= How to complete this task =
Check each line of the material below, and copy it if it holds the string "bezeichnet".
++++++++++++++++++++
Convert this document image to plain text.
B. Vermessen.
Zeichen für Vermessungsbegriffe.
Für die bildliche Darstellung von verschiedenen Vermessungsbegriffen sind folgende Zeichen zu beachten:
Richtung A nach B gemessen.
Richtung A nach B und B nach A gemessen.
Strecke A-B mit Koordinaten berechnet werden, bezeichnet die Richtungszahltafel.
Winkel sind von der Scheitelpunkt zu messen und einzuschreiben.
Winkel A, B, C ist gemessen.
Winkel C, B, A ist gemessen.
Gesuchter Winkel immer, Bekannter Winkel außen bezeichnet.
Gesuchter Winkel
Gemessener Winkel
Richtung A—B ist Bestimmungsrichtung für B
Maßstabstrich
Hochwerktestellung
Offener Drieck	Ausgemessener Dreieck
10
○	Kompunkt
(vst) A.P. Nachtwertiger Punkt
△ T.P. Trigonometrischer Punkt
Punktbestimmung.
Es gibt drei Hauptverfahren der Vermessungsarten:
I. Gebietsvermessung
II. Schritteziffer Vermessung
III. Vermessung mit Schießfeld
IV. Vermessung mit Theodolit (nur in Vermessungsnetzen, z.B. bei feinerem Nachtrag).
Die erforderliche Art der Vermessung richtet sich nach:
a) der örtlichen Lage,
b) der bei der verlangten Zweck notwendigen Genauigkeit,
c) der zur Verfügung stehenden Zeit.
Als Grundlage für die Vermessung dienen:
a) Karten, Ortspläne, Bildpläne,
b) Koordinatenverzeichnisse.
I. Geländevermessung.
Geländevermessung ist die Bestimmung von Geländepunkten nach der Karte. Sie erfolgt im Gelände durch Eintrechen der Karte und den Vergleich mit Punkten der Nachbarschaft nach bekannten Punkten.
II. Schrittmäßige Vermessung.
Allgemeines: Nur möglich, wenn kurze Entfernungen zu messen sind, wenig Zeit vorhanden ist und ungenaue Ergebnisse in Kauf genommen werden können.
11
++++++++++++++++++++
= Answer section =
Strecke A-B mit Koordinaten berechnet werden, bezeichnet die Richtungszahltafel.
Gesuchter Winkel immer, Bekannter Winkel außen bezeichnet.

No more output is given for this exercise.